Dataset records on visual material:

** start **

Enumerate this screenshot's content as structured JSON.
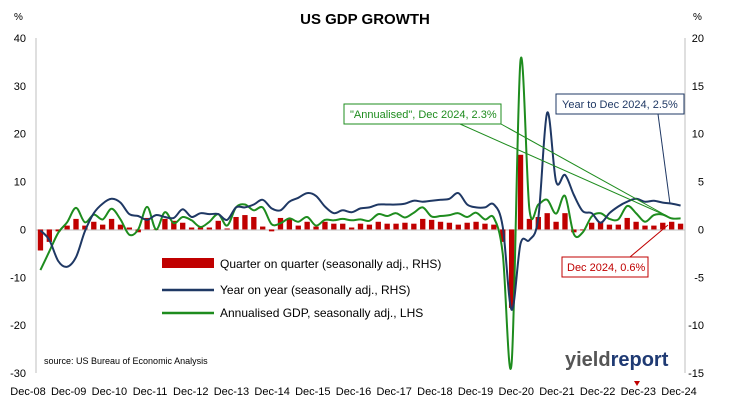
{
  "chart_data": {
    "type": "bar+line",
    "title": "US GDP GROWTH",
    "left_unit": "%",
    "right_unit": "%",
    "y_left_lim": [
      -30,
      40
    ],
    "y_right_lim": [
      -15,
      20
    ],
    "y_left_ticks": [
      "40",
      "30",
      "20",
      "10",
      "0",
      "-10",
      "-20",
      "-30"
    ],
    "y_right_ticks": [
      "20",
      "15",
      "10",
      "5",
      "0",
      "-5",
      "-10",
      "-15"
    ],
    "x_ticks": [
      "Dec-08",
      "Dec-09",
      "Dec-10",
      "Dec-11",
      "Dec-12",
      "Dec-13",
      "Dec-14",
      "Dec-15",
      "Dec-16",
      "Dec-17",
      "Dec-18",
      "Dec-19",
      "Dec-20",
      "Dec-21",
      "Dec-22",
      "Dec-23",
      "Dec-24"
    ],
    "grid": false,
    "source": "source: US Bureau of Economic Analysis",
    "series": [
      {
        "name": "Quarter on quarter (seasonally adj., RHS)",
        "type": "bar",
        "axis": "right",
        "color": "#c00000",
        "values": [
          -2.2,
          -1.3,
          -0.2,
          0.4,
          1.1,
          0.4,
          0.8,
          0.5,
          1.1,
          0.5,
          0.2,
          -0.3,
          1.2,
          0.0,
          1.1,
          0.9,
          0.7,
          0.2,
          0.2,
          0.2,
          0.9,
          0.1,
          1.3,
          1.5,
          1.3,
          0.3,
          -0.2,
          1.2,
          1.1,
          0.4,
          0.8,
          0.3,
          0.8,
          0.6,
          0.6,
          0.2,
          0.6,
          0.5,
          0.8,
          0.6,
          0.6,
          0.7,
          0.6,
          1.1,
          1.0,
          0.8,
          0.7,
          0.5,
          0.7,
          0.8,
          0.6,
          0.5,
          -1.3,
          -8.2,
          7.8,
          1.1,
          1.3,
          1.7,
          0.8,
          1.7,
          -0.3,
          -0.1,
          0.7,
          0.8,
          0.5,
          0.5,
          1.2,
          0.8,
          0.4,
          0.4,
          0.7,
          0.8,
          0.6
        ]
      },
      {
        "name": "Year on year (seasonally adj., RHS)",
        "type": "line",
        "axis": "right",
        "color": "#1f3864",
        "values": [
          -0.1,
          -1.1,
          -3.3,
          -3.9,
          -2.9,
          -0.2,
          1.7,
          2.7,
          3.2,
          2.8,
          1.6,
          1.4,
          1.0,
          1.5,
          1.3,
          1.2,
          2.1,
          1.3,
          1.7,
          1.6,
          1.6,
          1.0,
          2.3,
          2.3,
          2.6,
          3.1,
          2.2,
          2.0,
          2.9,
          3.3,
          3.8,
          3.5,
          2.4,
          1.7,
          2.0,
          1.8,
          2.2,
          2.3,
          2.6,
          2.6,
          2.6,
          2.7,
          3.0,
          2.9,
          3.0,
          3.1,
          3.2,
          3.8,
          2.6,
          2.3,
          2.3,
          2.6,
          0.3,
          -8.4,
          -1.5,
          -1.1,
          1.2,
          12.2,
          5.0,
          5.7,
          3.6,
          1.9,
          1.7,
          0.7,
          1.7,
          2.4,
          2.9,
          3.2,
          2.9,
          3.0,
          2.8,
          2.7,
          2.5
        ]
      },
      {
        "name": "Annualised GDP, seasonally adj., LHS",
        "type": "line",
        "axis": "left",
        "color": "#1e8c1e",
        "values": [
          -8.5,
          -4.6,
          -0.7,
          1.5,
          4.5,
          1.5,
          3.1,
          2.1,
          4.3,
          2.1,
          -1.1,
          0.0,
          4.7,
          0.0,
          3.6,
          1.3,
          2.6,
          1.9,
          0.5,
          1.6,
          3.2,
          0.8,
          4.6,
          5.2,
          4.0,
          4.6,
          1.1,
          1.3,
          2.3,
          1.6,
          2.6,
          0.8,
          2.0,
          1.9,
          2.2,
          1.9,
          2.1,
          1.8,
          3.2,
          2.8,
          3.4,
          2.5,
          3.5,
          4.6,
          2.7,
          2.8,
          3.0,
          3.4,
          2.6,
          3.5,
          2.1,
          2.4,
          -5.0,
          -28.0,
          35.3,
          4.2,
          5.2,
          6.2,
          3.3,
          7.0,
          -1.0,
          -0.6,
          2.7,
          3.4,
          2.2,
          2.1,
          4.9,
          3.4,
          1.6,
          3.0,
          3.1,
          2.3,
          2.3
        ]
      }
    ],
    "annotations": [
      {
        "text": "Year to Dec 2024, 2.5%",
        "color": "#1f3864"
      },
      {
        "text": "\"Annualised\", Dec 2024, 2.3%",
        "color": "#1e8c1e"
      },
      {
        "text": "Dec 2024, 0.6%",
        "color": "#c00000"
      }
    ],
    "logo": "yieldreport"
  }
}
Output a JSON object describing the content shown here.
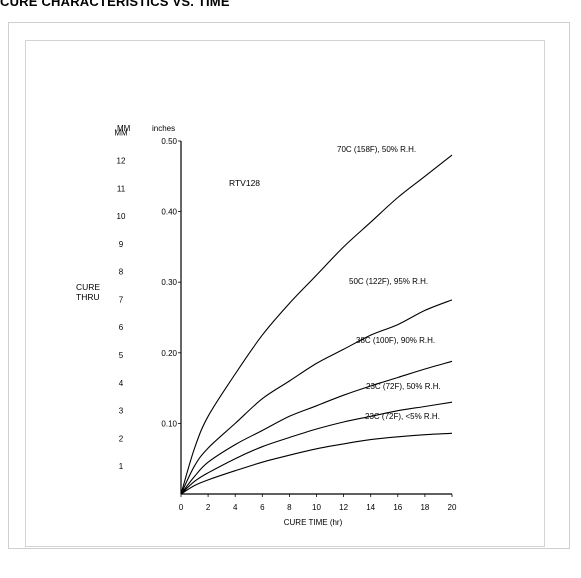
{
  "page": {
    "heading": "CURE CHARACTERISTICS VS. TIME"
  },
  "chart_data": {
    "type": "line",
    "title": "",
    "annotation": "RTV128",
    "xlabel": "CURE TIME (hr)",
    "ylabel": "CURE THRU",
    "y_unit_left": "MM",
    "y_unit_right": "inches",
    "xlim": [
      0,
      20
    ],
    "ylim": [
      0,
      0.5
    ],
    "x_ticks": [
      0,
      2,
      4,
      6,
      8,
      10,
      12,
      14,
      16,
      18,
      20
    ],
    "y_ticks": [
      {
        "value": 0.1,
        "label": "0.10"
      },
      {
        "value": 0.2,
        "label": "0.20"
      },
      {
        "value": 0.3,
        "label": "0.30"
      },
      {
        "value": 0.4,
        "label": "0.40"
      },
      {
        "value": 0.5,
        "label": "0.50"
      }
    ],
    "mm_ticks": [
      {
        "value": 1,
        "label": "1"
      },
      {
        "value": 2,
        "label": "2"
      },
      {
        "value": 3,
        "label": "3"
      },
      {
        "value": 4,
        "label": "4"
      },
      {
        "value": 5,
        "label": "5"
      },
      {
        "value": 6,
        "label": "6"
      },
      {
        "value": 7,
        "label": "7"
      },
      {
        "value": 8,
        "label": "8"
      },
      {
        "value": 9,
        "label": "9"
      },
      {
        "value": 10,
        "label": "10"
      },
      {
        "value": 11,
        "label": "11"
      },
      {
        "value": 12,
        "label": "12"
      },
      {
        "value": 13,
        "label": "MM"
      }
    ],
    "grid": false,
    "legend": "none",
    "series": [
      {
        "name": "70C (158F), 50% R.H.",
        "x": [
          0,
          1,
          2,
          4,
          6,
          8,
          10,
          12,
          14,
          16,
          18,
          20
        ],
        "y": [
          0,
          0.065,
          0.11,
          0.17,
          0.225,
          0.27,
          0.31,
          0.35,
          0.385,
          0.42,
          0.45,
          0.48
        ]
      },
      {
        "name": "50C (122F), 95% R.H.",
        "x": [
          0,
          1,
          2,
          4,
          6,
          8,
          10,
          12,
          14,
          16,
          18,
          20
        ],
        "y": [
          0,
          0.04,
          0.065,
          0.1,
          0.135,
          0.16,
          0.185,
          0.205,
          0.225,
          0.24,
          0.26,
          0.275
        ]
      },
      {
        "name": "38C (100F), 90% R.H.",
        "x": [
          0,
          1,
          2,
          4,
          6,
          8,
          10,
          12,
          14,
          16,
          18,
          20
        ],
        "y": [
          0,
          0.025,
          0.045,
          0.07,
          0.09,
          0.11,
          0.125,
          0.14,
          0.153,
          0.165,
          0.177,
          0.188
        ]
      },
      {
        "name": "23C (72F), 50% R.H.",
        "x": [
          0,
          1,
          2,
          4,
          6,
          8,
          10,
          12,
          14,
          16,
          18,
          20
        ],
        "y": [
          0,
          0.018,
          0.03,
          0.05,
          0.067,
          0.08,
          0.092,
          0.102,
          0.11,
          0.118,
          0.124,
          0.13
        ]
      },
      {
        "name": "23C (72F), <5% R.H.",
        "x": [
          0,
          1,
          2,
          4,
          6,
          8,
          10,
          12,
          14,
          16,
          18,
          20
        ],
        "y": [
          0,
          0.012,
          0.02,
          0.033,
          0.045,
          0.055,
          0.064,
          0.071,
          0.077,
          0.081,
          0.084,
          0.086
        ]
      }
    ]
  }
}
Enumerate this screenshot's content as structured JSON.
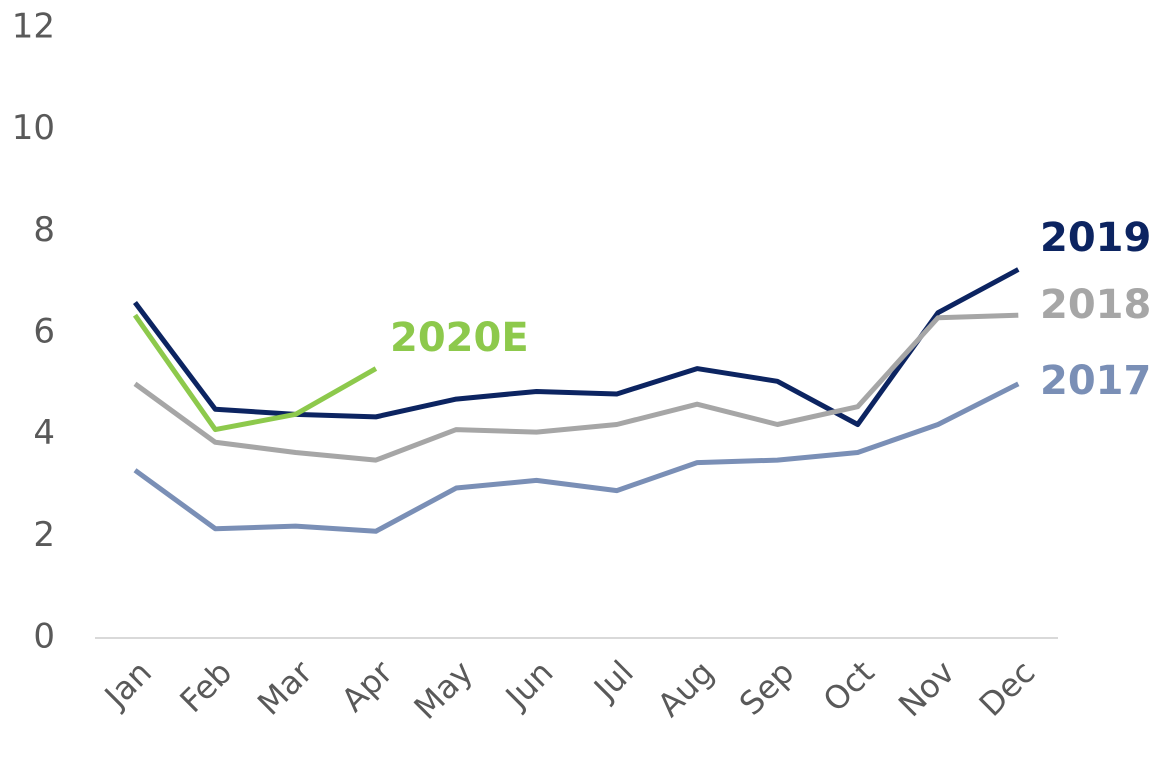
{
  "chart_data": {
    "type": "line",
    "categories": [
      "Jan",
      "Feb",
      "Mar",
      "Apr",
      "May",
      "Jun",
      "Jul",
      "Aug",
      "Sep",
      "Oct",
      "Nov",
      "Dec"
    ],
    "series": [
      {
        "name": "2019",
        "color": "#0c2461",
        "values": [
          6.6,
          4.5,
          4.4,
          4.35,
          4.7,
          4.85,
          4.8,
          5.3,
          5.05,
          4.2,
          6.4,
          7.25
        ]
      },
      {
        "name": "2018",
        "color": "#a6a6a6",
        "values": [
          5.0,
          3.85,
          3.65,
          3.5,
          4.1,
          4.05,
          4.2,
          4.6,
          4.2,
          4.55,
          6.3,
          6.35
        ]
      },
      {
        "name": "2017",
        "color": "#7a8fb6",
        "values": [
          3.3,
          2.15,
          2.2,
          2.1,
          2.95,
          3.1,
          2.9,
          3.45,
          3.5,
          3.65,
          4.2,
          5.0
        ]
      },
      {
        "name": "2020E",
        "color": "#8dc94c",
        "values": [
          6.35,
          4.1,
          4.4,
          5.3,
          null,
          null,
          null,
          null,
          null,
          null,
          null,
          null
        ]
      }
    ],
    "ylim": [
      0,
      12
    ],
    "yticks": [
      0,
      2,
      4,
      6,
      8,
      10,
      12
    ],
    "grid": false
  }
}
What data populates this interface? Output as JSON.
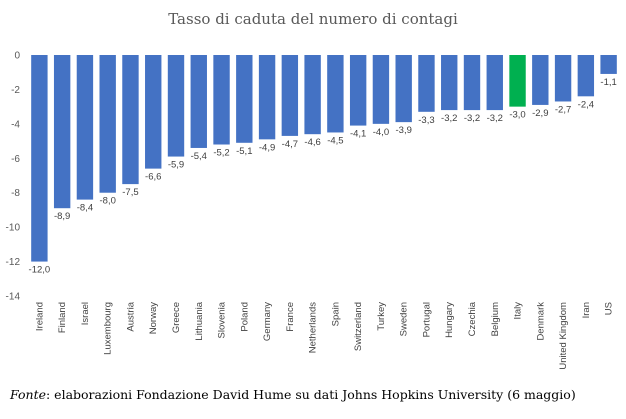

** end **

# Task brief
Within the listing above, find every line containing the string "Annualised" and return it.

# Result below
        "name": "Annualised GDP, seasonally adj., LHS",
        "text": "\"Annualised\", Dec 2024, 2.3%",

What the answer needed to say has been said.